An Intel Core i5 or Core i7 (10th generation) Comet Lake Processor
8 GB RAM
512 GB SSD storage
NVIDIA GeForce MX350 graphics
10-hour battery life
14-inch Full HD, near bezel-less display
Weighing 1.35 kgs
About the length and breadth size of an A4 sheet of paper…
Starting at Rs 54,999
Do I need to say anything else?
Six years ago, Xiaomi pretty much stunned the Indian smartphone market by launching the Mi 3, a device with Android flagships hardware at a price that was surprisingly low. “A Nexus 5 with a Moto G price,” is what some called it. The new Mi Notebook (Horizon Edition) brings a very similar formula to the Indian notebook market. It tries to go for a similar dream zone in notebooks – getting a MacBook Air running Windows (yes, go ahead and wince, but more people use Windows) at about half the price.
Xiaomi might be close to delivering just about that.
A design from the house of Stark
For while the specifications are indeed going to hog the center stage – and they should in this case (they are impressive) – what we really feel defines Xiaomi’s first notebook in India is its attempt to serve up that utopian dream for Windows notebook users. Yes, a MacBook Air running Windows, at a relatively affordable price (if you have the bucks, go get a Surface!). We have seen ultrabooks try to do so in the past, but they have tended to stumble in terms of pricing.
The Mi Notebook, however, gets a lot right in its endeavour. The design is something that could have struck a chord with a certain turtleneck-shirt-wearing gent up there – it is metallic grey and Spartan to the extent of not having any branding at all on the top. It is like a sheet of aluminum-magnesium alloy from the top. Some would find it too bare. It is incredibly compact for a notebook with a 14-inch display and like the Air, can slide into a paper envelope – it is just a tiny bit bigger and heavier than the 13.3-inch MacBook Air, but feels very solid indeed while being light enough to be carted around in one hand (1.35 kgs)!

• • • • •

**What needs to be done**
In the laptop review above, what is the starting price of the Mi Notebook?

• • • • •

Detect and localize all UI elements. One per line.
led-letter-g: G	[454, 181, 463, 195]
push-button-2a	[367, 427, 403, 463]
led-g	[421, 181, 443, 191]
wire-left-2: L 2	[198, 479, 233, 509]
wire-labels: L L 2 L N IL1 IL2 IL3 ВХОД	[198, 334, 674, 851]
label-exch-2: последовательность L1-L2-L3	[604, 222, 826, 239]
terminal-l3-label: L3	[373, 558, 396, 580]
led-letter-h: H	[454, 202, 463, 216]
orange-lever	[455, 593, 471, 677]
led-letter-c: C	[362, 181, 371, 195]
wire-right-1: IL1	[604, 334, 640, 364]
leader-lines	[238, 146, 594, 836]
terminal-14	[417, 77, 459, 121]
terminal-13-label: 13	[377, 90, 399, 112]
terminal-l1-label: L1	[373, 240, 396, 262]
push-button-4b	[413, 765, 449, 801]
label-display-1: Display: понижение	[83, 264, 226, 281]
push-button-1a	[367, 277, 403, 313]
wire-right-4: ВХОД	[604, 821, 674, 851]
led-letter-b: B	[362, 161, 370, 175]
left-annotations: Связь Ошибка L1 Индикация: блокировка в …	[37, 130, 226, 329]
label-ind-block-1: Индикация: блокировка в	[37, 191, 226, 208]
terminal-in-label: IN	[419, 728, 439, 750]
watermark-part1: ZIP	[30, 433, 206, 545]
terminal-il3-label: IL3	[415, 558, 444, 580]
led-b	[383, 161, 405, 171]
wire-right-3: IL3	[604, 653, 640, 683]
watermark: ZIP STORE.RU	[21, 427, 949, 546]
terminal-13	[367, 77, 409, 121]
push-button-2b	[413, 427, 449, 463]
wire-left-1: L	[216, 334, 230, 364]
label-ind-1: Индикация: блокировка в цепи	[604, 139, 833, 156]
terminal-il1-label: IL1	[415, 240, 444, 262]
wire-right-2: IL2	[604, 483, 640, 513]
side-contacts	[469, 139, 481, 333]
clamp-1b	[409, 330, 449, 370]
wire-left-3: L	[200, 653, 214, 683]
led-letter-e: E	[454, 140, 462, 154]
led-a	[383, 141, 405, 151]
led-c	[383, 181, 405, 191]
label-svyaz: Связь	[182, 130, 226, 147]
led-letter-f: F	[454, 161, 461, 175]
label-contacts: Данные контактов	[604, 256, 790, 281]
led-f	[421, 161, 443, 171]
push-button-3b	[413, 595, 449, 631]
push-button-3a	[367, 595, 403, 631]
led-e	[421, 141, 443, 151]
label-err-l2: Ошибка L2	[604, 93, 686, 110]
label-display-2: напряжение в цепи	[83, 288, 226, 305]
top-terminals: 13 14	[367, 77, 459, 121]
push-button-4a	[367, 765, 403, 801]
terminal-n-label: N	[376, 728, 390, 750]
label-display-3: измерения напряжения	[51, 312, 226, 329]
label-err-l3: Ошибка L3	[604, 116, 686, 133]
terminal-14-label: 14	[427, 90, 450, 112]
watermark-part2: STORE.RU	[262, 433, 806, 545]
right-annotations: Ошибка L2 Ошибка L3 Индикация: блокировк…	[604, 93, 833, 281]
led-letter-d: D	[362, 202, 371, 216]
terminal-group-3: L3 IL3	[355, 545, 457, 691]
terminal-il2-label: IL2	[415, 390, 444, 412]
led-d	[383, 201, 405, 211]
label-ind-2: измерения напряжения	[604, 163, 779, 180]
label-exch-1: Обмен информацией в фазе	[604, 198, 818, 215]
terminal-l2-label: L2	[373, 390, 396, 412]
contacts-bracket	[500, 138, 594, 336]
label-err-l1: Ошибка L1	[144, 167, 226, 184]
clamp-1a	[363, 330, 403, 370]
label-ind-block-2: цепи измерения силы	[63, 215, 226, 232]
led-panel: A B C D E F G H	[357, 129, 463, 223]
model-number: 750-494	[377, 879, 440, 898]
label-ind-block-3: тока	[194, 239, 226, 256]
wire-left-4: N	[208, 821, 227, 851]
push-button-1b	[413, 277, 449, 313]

• • • • •

**Reply to the exercise**
Rs 54,999